Check each line of the listing, and copy it if it contains the word "Kepala".

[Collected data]
--*--

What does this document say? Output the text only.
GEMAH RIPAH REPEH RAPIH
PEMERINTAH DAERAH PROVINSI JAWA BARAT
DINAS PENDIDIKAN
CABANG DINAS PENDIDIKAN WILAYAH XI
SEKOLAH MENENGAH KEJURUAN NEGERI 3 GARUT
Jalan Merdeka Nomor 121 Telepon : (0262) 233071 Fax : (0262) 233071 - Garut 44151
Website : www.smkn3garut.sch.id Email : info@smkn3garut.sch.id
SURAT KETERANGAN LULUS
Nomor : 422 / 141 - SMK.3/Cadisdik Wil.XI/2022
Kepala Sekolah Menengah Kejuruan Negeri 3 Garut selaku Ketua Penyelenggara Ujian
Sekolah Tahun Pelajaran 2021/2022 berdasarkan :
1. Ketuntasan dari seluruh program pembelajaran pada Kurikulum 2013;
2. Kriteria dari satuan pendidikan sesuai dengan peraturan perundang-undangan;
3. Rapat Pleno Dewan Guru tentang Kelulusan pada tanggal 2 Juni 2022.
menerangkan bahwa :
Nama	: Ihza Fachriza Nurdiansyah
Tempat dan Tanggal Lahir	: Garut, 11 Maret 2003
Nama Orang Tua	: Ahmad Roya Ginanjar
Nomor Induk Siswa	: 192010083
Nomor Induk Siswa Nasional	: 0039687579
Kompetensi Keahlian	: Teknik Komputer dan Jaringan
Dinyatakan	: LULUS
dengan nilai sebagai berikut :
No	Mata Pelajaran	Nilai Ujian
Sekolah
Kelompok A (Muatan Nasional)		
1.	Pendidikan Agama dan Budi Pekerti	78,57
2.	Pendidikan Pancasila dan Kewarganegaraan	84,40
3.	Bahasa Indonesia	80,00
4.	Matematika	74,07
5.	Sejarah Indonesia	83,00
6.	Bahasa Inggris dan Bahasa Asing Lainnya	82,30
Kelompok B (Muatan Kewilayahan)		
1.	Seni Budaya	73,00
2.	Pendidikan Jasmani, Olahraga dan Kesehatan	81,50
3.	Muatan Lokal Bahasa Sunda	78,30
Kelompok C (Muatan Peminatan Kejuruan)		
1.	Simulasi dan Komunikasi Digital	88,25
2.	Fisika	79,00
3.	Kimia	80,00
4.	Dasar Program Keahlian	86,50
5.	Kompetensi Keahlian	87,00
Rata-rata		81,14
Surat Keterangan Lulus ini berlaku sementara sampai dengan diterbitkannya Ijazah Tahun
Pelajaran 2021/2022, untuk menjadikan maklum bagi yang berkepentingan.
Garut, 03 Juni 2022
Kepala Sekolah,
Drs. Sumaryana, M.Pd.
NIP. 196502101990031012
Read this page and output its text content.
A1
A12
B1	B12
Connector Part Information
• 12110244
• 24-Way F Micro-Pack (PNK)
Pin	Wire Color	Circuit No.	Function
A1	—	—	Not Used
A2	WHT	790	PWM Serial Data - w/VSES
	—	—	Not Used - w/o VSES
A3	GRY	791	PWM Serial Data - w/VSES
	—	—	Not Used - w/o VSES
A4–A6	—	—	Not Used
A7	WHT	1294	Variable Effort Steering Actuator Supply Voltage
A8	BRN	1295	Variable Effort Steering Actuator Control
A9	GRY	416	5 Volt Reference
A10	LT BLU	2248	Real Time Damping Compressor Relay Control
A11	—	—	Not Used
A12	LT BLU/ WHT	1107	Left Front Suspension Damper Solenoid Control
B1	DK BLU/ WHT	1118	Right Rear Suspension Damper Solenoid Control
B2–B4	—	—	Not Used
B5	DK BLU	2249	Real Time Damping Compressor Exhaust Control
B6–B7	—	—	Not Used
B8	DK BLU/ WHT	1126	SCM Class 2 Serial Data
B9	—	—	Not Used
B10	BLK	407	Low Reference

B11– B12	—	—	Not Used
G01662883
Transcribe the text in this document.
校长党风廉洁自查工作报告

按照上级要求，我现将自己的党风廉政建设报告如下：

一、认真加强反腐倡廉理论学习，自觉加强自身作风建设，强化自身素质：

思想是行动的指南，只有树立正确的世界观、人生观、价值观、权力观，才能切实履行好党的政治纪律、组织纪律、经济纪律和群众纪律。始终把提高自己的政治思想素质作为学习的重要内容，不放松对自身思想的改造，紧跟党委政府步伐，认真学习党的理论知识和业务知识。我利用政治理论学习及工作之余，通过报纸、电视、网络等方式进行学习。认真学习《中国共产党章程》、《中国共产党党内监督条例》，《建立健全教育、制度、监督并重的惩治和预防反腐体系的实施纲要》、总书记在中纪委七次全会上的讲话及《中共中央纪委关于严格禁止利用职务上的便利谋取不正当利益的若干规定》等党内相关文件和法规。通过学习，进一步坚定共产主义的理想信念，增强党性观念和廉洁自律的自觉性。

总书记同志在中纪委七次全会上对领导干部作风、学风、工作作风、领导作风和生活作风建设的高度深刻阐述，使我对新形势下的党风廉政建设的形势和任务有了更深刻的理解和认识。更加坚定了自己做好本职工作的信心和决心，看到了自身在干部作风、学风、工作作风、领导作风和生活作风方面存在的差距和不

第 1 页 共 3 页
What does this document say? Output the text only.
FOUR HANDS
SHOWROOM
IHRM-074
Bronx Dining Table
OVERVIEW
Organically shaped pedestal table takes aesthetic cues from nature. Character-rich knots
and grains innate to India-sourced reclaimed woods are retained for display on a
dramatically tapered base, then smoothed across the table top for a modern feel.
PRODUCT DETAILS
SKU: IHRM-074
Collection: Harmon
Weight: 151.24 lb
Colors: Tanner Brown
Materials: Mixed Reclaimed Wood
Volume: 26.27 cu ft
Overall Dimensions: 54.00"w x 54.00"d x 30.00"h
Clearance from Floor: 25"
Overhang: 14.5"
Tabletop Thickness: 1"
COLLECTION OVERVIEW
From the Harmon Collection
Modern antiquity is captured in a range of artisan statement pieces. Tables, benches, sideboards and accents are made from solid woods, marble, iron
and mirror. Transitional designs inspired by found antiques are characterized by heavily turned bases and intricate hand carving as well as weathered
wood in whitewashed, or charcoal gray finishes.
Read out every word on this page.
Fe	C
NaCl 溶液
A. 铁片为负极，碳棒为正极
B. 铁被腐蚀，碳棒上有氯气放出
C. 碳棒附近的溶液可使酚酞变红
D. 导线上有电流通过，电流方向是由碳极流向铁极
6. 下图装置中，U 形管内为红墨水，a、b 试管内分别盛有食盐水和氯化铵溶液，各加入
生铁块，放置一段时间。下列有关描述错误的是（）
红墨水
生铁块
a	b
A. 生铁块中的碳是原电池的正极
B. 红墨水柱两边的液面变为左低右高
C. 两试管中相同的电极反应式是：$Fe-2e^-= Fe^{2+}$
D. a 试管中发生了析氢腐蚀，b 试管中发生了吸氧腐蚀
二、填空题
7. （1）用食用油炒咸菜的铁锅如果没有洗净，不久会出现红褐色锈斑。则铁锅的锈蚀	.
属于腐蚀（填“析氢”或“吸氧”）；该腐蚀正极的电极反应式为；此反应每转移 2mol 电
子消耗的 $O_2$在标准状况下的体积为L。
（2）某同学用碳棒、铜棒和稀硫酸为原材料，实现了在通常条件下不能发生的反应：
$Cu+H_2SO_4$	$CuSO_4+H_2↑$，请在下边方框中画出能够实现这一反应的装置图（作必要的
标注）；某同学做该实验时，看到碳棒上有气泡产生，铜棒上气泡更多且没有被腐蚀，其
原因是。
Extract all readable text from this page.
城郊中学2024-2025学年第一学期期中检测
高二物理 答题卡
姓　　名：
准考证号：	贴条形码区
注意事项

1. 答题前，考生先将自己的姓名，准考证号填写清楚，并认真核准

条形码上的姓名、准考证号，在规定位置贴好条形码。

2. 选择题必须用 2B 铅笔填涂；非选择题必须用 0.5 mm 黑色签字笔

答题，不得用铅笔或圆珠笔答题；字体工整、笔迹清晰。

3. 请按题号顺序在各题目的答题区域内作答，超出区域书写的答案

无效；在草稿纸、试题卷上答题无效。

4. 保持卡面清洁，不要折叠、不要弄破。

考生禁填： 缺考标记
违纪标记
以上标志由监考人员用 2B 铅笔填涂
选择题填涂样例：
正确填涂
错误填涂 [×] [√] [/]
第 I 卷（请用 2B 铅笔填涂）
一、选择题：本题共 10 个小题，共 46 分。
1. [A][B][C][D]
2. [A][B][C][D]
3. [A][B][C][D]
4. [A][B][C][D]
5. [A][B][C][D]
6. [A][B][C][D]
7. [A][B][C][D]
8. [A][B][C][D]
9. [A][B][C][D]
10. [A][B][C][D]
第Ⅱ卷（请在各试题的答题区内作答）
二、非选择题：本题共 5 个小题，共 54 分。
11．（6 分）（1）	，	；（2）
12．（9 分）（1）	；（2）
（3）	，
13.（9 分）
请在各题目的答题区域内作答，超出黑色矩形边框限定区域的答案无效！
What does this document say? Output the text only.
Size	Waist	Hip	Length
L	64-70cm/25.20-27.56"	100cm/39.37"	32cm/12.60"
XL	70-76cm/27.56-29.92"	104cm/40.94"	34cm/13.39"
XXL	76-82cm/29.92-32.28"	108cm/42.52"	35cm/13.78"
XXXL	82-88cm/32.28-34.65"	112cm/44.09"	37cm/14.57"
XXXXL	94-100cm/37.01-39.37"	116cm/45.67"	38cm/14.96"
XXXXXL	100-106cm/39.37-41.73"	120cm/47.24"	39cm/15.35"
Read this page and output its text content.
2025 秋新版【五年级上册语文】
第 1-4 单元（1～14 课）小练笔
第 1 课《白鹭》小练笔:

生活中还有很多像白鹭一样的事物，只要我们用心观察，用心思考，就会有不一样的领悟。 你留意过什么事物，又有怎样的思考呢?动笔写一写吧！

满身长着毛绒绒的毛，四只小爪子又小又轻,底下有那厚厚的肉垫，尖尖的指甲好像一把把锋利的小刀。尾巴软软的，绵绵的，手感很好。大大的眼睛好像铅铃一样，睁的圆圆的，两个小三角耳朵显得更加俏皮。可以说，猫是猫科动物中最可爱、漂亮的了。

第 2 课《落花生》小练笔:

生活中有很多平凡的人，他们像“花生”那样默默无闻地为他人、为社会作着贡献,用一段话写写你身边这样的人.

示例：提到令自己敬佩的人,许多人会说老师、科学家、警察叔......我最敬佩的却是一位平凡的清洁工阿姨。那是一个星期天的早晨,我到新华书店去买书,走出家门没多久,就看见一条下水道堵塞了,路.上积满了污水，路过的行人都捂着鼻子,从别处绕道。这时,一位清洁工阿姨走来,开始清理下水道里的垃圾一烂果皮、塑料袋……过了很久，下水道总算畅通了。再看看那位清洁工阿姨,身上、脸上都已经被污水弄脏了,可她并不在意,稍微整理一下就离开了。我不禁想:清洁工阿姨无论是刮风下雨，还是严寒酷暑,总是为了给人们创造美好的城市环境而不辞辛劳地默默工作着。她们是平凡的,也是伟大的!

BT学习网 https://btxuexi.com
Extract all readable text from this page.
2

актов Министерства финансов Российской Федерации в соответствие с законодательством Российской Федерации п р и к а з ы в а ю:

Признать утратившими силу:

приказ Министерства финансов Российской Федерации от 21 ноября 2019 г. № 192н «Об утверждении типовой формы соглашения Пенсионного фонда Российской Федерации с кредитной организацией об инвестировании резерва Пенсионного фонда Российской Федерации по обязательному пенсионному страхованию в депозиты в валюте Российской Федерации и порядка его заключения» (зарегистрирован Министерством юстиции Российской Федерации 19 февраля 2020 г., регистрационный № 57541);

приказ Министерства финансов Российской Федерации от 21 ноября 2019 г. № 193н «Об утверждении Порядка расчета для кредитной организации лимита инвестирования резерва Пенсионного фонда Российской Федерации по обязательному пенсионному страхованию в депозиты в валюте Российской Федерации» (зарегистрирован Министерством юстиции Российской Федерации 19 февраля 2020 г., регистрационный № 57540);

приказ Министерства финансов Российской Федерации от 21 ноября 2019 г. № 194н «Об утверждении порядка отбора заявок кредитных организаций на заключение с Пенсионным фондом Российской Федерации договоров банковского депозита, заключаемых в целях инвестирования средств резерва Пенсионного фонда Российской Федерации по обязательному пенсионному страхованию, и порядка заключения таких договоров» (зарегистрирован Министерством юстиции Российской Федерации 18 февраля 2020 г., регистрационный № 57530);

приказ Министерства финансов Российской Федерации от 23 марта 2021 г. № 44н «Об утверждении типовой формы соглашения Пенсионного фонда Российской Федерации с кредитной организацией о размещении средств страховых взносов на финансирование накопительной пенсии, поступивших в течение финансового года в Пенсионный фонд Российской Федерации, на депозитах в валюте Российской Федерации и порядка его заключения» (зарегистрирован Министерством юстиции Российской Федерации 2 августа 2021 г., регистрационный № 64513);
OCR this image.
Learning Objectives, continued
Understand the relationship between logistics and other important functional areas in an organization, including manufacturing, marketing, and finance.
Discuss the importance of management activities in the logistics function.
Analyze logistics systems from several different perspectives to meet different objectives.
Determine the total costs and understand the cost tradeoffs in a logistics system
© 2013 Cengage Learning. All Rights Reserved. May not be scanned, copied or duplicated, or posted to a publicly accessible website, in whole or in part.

--*--

** Complete response **
Kepala Sekolah Menengah Kejuruan Negeri 3 Garut selaku Ketua Penyelenggara Ujian
Kepala Sekolah,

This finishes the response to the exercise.